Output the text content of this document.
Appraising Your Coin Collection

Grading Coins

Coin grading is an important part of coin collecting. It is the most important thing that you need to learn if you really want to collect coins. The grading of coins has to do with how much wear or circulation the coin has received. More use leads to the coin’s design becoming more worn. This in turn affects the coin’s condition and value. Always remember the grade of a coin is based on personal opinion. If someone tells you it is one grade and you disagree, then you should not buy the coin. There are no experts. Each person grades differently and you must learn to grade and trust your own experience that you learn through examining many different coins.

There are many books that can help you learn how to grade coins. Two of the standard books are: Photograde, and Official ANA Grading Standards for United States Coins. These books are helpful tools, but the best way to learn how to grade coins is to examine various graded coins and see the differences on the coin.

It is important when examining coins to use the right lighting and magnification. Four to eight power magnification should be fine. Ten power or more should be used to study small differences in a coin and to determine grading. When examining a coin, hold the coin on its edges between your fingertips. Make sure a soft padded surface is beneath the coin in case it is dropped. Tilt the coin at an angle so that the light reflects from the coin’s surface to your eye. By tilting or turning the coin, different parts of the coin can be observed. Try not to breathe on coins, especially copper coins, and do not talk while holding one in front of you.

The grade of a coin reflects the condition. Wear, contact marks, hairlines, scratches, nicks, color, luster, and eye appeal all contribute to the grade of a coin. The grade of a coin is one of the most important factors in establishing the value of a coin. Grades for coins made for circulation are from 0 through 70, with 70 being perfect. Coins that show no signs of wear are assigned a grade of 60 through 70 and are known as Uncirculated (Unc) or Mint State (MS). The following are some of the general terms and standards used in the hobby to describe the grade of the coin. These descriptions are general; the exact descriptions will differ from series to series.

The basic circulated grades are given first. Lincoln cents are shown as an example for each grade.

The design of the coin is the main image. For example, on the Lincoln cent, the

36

==============================

From the entries above, extract each line containing "with".

Coin grading is an important part of coin collecting. It is the most important thing that you need to learn if you really want to collect coins. The grading of coins has to do with how much wear or circulation the coin has received. More use leads to the coin’s design becoming more worn. This in turn affects the coin’s condition and value. Always remember the grade of a coin is based on personal opinion. If someone tells you it is one grade and you disagree, then you should not buy the coin. There are no experts. Each person grades differently and you must learn to grade and trust your own experience that you learn through examining many different coins.
The grade of a coin reflects the condition. Wear, contact marks, hairlines, scratches, nicks, color, luster, and eye appeal all contribute to the grade of a coin. The grade of a coin is one of the most important factors in establishing the value of a coin. Grades for coins made for circulation are from 0 through 70, with 70 being perfect. Coins that show no signs of wear are assigned a grade of 60 through 70 and are known as Uncirculated (Unc) or Mint State (MS). The following are some of the general terms and standards used in the hobby to describe the grade of the coin. These descriptions are general; the exact descriptions will differ from series to series.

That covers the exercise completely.